- RECORDED DATA:
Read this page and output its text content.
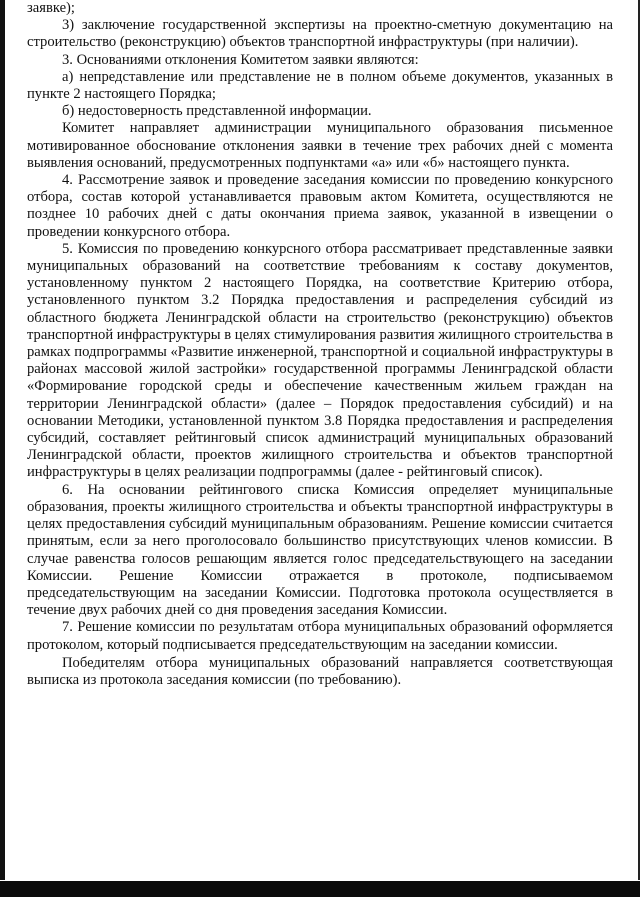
заявке);

3) заключение государственной экспертизы на проектно-сметную документацию на строительство (реконструкцию) объектов транспортной инфраструктуры (при наличии).

3. Основаниями отклонения Комитетом заявки являются:

а) непредставление или представление не в полном объеме документов, указанных в пункте 2 настоящего Порядка;

б) недостоверность представленной информации.

Комитет направляет администрации муниципального образования письменное мотивированное обоснование отклонения заявки в течение трех рабочих дней с момента выявления оснований, предусмотренных подпунктами «а» или «б» настоящего пункта.

4. Рассмотрение заявок и проведение заседания комиссии по проведению конкурсного отбора, состав которой устанавливается правовым актом Комитета, осуществляются не позднее 10 рабочих дней с даты окончания приема заявок, указанной в извещении о проведении конкурсного отбора.

5. Комиссия по проведению конкурсного отбора рассматривает представленные заявки муниципальных образований на соответствие требованиям к составу документов, установленному пунктом 2 настоящего Порядка, на соответствие Критерию отбора, установленного пунктом 3.2 Порядка предоставления и распределения субсидий из областного бюджета Ленинградской области на строительство (реконструкцию) объектов транспортной инфраструктуры в целях стимулирования развития жилищного строительства в рамках подпрограммы «Развитие инженерной, транспортной и социальной инфраструктуры в районах массовой жилой застройки» государственной программы Ленинградской области «Формирование городской среды и обеспечение качественным жильем граждан на территории Ленинградской области» (далее – Порядок предоставления субсидий) и на основании Методики, установленной пунктом 3.8 Порядка предоставления и распределения субсидий, составляет рейтинговый список администраций муниципальных образований Ленинградской области, проектов жилищного строительства и объектов транспортной инфраструктуры в целях реализации подпрограммы (далее - рейтинговый список).

6. На основании рейтингового списка Комиссия определяет муниципальные образования, проекты жилищного строительства и объекты транспортной инфраструктуры в целях предоставления субсидий муниципальным образованиям. Решение комиссии считается принятым, если за него проголосовало большинство присутствующих членов комиссии. В случае равенства голосов решающим является голос председательствующего на заседании Комиссии. Решение Комиссии отражается в протоколе, подписываемом председательствующим на заседании Комиссии. Подготовка протокола осуществляется в течение двух рабочих дней со дня проведения заседания Комиссии.

7. Решение комиссии по результатам отбора муниципальных образований оформляется протоколом, который подписывается председательствующим на заседании комиссии.

Победителям отбора муниципальных образований направляется соответствующая выписка из протокола заседания комиссии (по требованию).
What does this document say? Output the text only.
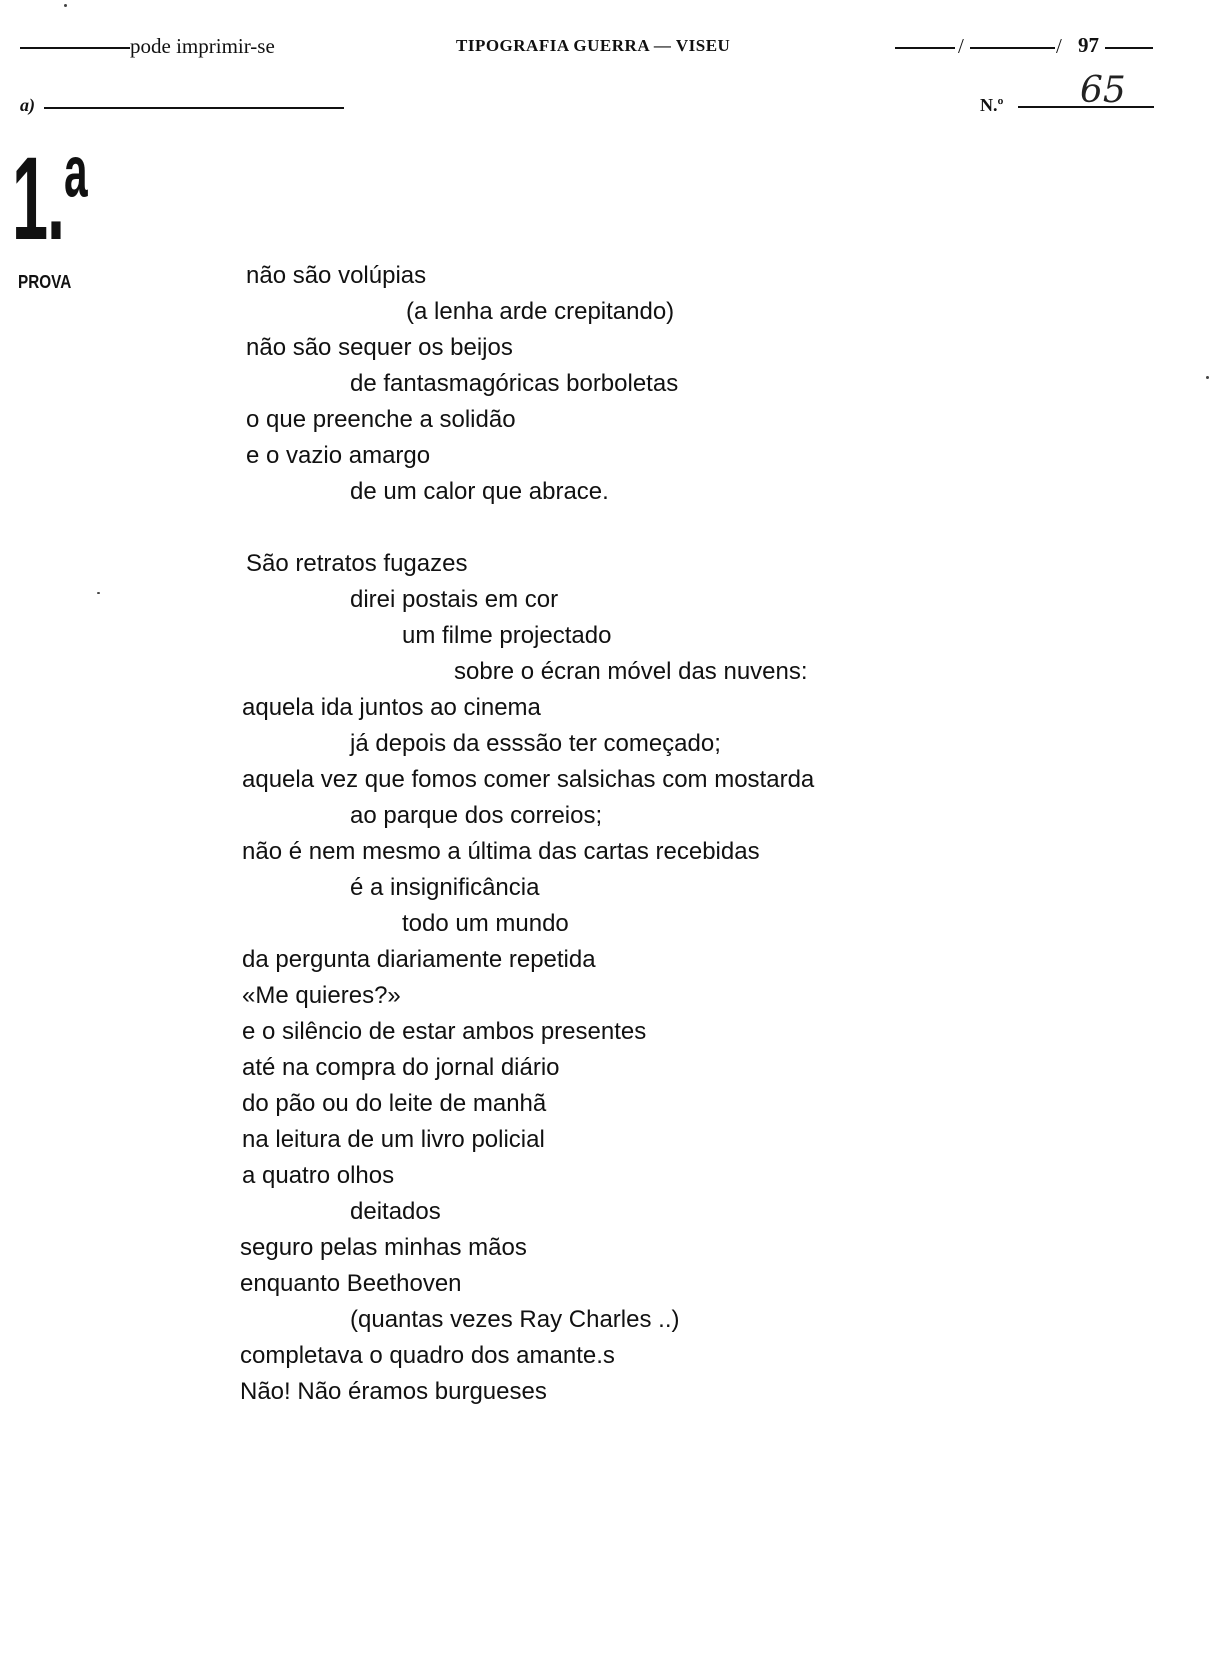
pode imprimir-se	TIPOGRAFIA GUERRA — VISEU	/	/ 97
a)	N.º 65
1.ª
PROVA	não são volúpias
(a lenha arde crepitando)
não são sequer os beijos
de fantasmagóricas borboletas
o que preenche a solidão
e o vazio amargo
de um calor que abrace.
São retratos fugazes
direi postais em cor
um filme projectado
sobre o écran móvel das nuvens:
aquela ida juntos ao cinema
já depois da esssão ter começado;
aquela vez que fomos comer salsichas com mostarda
ao parque dos correios;
não é nem mesmo a última das cartas recebidas
é a insignificância
todo um mundo
da pergunta diariamente repetida
«Me quieres?»
e o silêncio de estar ambos presentes
até na compra do jornal diário
do pão ou do leite de manhã
na leitura de um livro policial
a quatro olhos
deitados
seguro pelas minhas mãos
enquanto Beethoven
(quantas vezes Ray Charles ..)
completava o quadro dos amante.s
Não! Não éramos burgueses
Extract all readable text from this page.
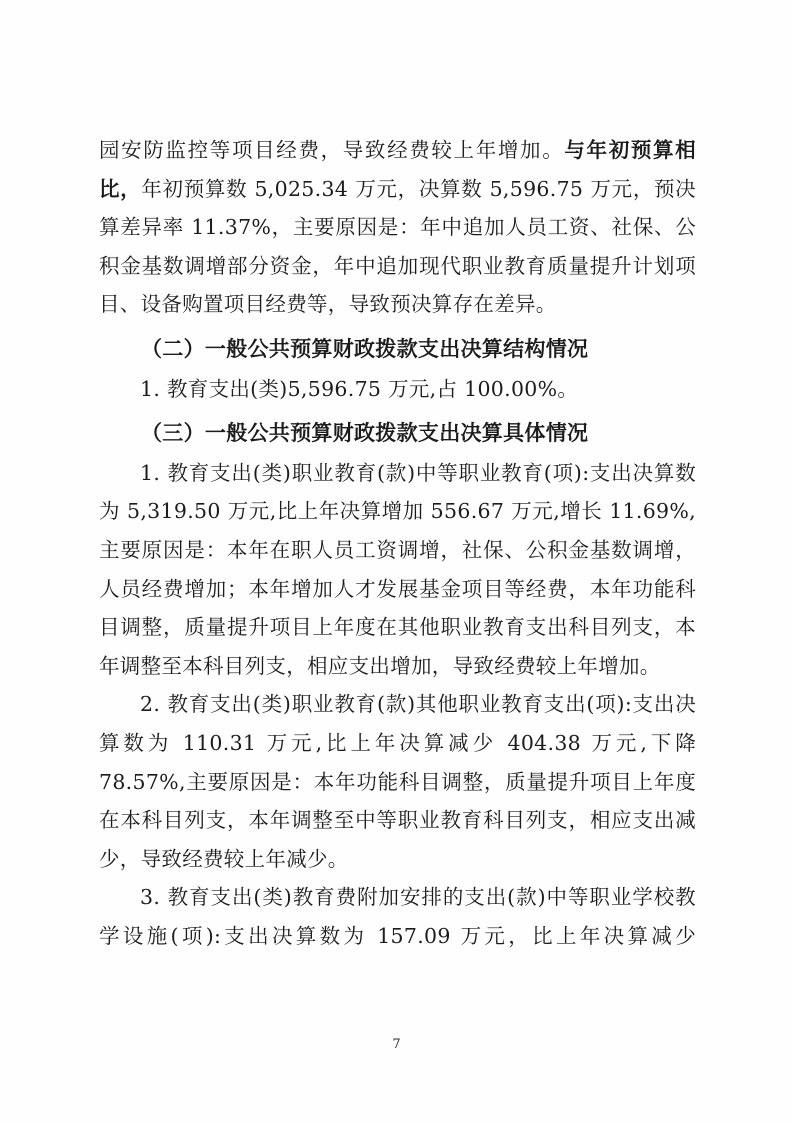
园安防监控等项目经费，导致经费较上年增加。与年初预算相比，年初预算数 5,025.34 万元，决算数 5,596.75 万元，预决算差异率 11.37%，主要原因是：年中追加人员工资、社保、公积金基数调增部分资金，年中追加现代职业教育质量提升计划项目、设备购置项目经费等，导致预决算存在差异。

（二）一般公共预算财政拨款支出决算结构情况

1. 教育支出(类)5,596.75 万元,占 100.00%。

（三）一般公共预算财政拨款支出决算具体情况

1. 教育支出(类)职业教育(款)中等职业教育(项):支出决算数为 5,319.50 万元,比上年决算增加 556.67 万元,增长 11.69%,主要原因是：本年在职人员工资调增，社保、公积金基数调增，人员经费增加；本年增加人才发展基金项目等经费，本年功能科目调整，质量提升项目上年度在其他职业教育支出科目列支，本年调整至本科目列支，相应支出增加，导致经费较上年增加。

2. 教育支出(类)职业教育(款)其他职业教育支出(项):支出决算数为 110.31 万元,比上年决算减少 404.38 万元,下降 78.57%,主要原因是：本年功能科目调整，质量提升项目上年度在本科目列支，本年调整至中等职业教育科目列支，相应支出减少，导致经费较上年减少。

3. 教育支出(类)教育费附加安排的支出(款)中等职业学校教学设施(项):支出决算数为 157.09 万元，比上年决算减少

7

- YOUR GOAL: Retype the entries word for word. Omit any images.

- THE RESPONSE:
Read this page and output its text content.
заявке);

3) заключение государственной экспертизы на проектно-сметную документацию на строительство (реконструкцию) объектов транспортной инфраструктуры (при наличии).

3. Основаниями отклонения Комитетом заявки являются:

а) непредставление или представление не в полном объеме документов, указанных в пункте 2 настоящего Порядка;

б) недостоверность представленной информации.

Комитет направляет администрации муниципального образования письменное мотивированное обоснование отклонения заявки в течение трех рабочих дней с момента выявления оснований, предусмотренных подпунктами «а» или «б» настоящего пункта.

4. Рассмотрение заявок и проведение заседания комиссии по проведению конкурсного отбора, состав которой устанавливается правовым актом Комитета, осуществляются не позднее 10 рабочих дней с даты окончания приема заявок, указанной в извещении о проведении конкурсного отбора.

5. Комиссия по проведению конкурсного отбора рассматривает представленные заявки муниципальных образований на соответствие требованиям к составу документов, установленному пунктом 2 настоящего Порядка, на соответствие Критерию отбора, установленного пунктом 3.2 Порядка предоставления и распределения субсидий из областного бюджета Ленинградской области на строительство (реконструкцию) объектов транспортной инфраструктуры в целях стимулирования развития жилищного строительства в рамках подпрограммы «Развитие инженерной, транспортной и социальной инфраструктуры в районах массовой жилой застройки» государственной программы Ленинградской области «Формирование городской среды и обеспечение качественным жильем граждан на территории Ленинградской области» (далее – Порядок предоставления субсидий) и на основании Методики, установленной пунктом 3.8 Порядка предоставления и распределения субсидий, составляет рейтинговый список администраций муниципальных образований Ленинградской области, проектов жилищного строительства и объектов транспортной инфраструктуры в целях реализации подпрограммы (далее - рейтинговый список).

6. На основании рейтингового списка Комиссия определяет муниципальные образования, проекты жилищного строительства и объекты транспортной инфраструктуры в целях предоставления субсидий муниципальным образованиям. Решение комиссии считается принятым, если за него проголосовало большинство присутствующих членов комиссии. В случае равенства голосов решающим является голос председательствующего на заседании Комиссии. Решение Комиссии отражается в протоколе, подписываемом председательствующим на заседании Комиссии. Подготовка протокола осуществляется в течение двух рабочих дней со дня проведения заседания Комиссии.

7. Решение комиссии по результатам отбора муниципальных образований оформляется протоколом, который подписывается председательствующим на заседании комиссии.

Победителям отбора муниципальных образований направляется соответствующая выписка из протокола заседания комиссии (по требованию).
What does this document say? Output the text only.
pode imprimir-se	TIPOGRAFIA GUERRA — VISEU	/	/ 97
a)	N.º 65
1.ª
PROVA	não são volúpias
(a lenha arde crepitando)
não são sequer os beijos
de fantasmagóricas borboletas
o que preenche a solidão
e o vazio amargo
de um calor que abrace.
São retratos fugazes
direi postais em cor
um filme projectado
sobre o écran móvel das nuvens:
aquela ida juntos ao cinema
já depois da esssão ter começado;
aquela vez que fomos comer salsichas com mostarda
ao parque dos correios;
não é nem mesmo a última das cartas recebidas
é a insignificância
todo um mundo
da pergunta diariamente repetida
«Me quieres?»
e o silêncio de estar ambos presentes
até na compra do jornal diário
do pão ou do leite de manhã
na leitura de um livro policial
a quatro olhos
deitados
seguro pelas minhas mãos
enquanto Beethoven
(quantas vezes Ray Charles ..)
completava o quadro dos amante.s
Não! Não éramos burgueses
Extract all readable text from this page.
园安防监控等项目经费，导致经费较上年增加。与年初预算相比，年初预算数 5,025.34 万元，决算数 5,596.75 万元，预决算差异率 11.37%，主要原因是：年中追加人员工资、社保、公积金基数调增部分资金，年中追加现代职业教育质量提升计划项目、设备购置项目经费等，导致预决算存在差异。

（二）一般公共预算财政拨款支出决算结构情况

1. 教育支出(类)5,596.75 万元,占 100.00%。

（三）一般公共预算财政拨款支出决算具体情况

1. 教育支出(类)职业教育(款)中等职业教育(项):支出决算数为 5,319.50 万元,比上年决算增加 556.67 万元,增长 11.69%,主要原因是：本年在职人员工资调增，社保、公积金基数调增，人员经费增加；本年增加人才发展基金项目等经费，本年功能科目调整，质量提升项目上年度在其他职业教育支出科目列支，本年调整至本科目列支，相应支出增加，导致经费较上年增加。

2. 教育支出(类)职业教育(款)其他职业教育支出(项):支出决算数为 110.31 万元,比上年决算减少 404.38 万元,下降 78.57%,主要原因是：本年功能科目调整，质量提升项目上年度在本科目列支，本年调整至中等职业教育科目列支，相应支出减少，导致经费较上年减少。

3. 教育支出(类)教育费附加安排的支出(款)中等职业学校教学设施(项):支出决算数为 157.09 万元，比上年决算减少

7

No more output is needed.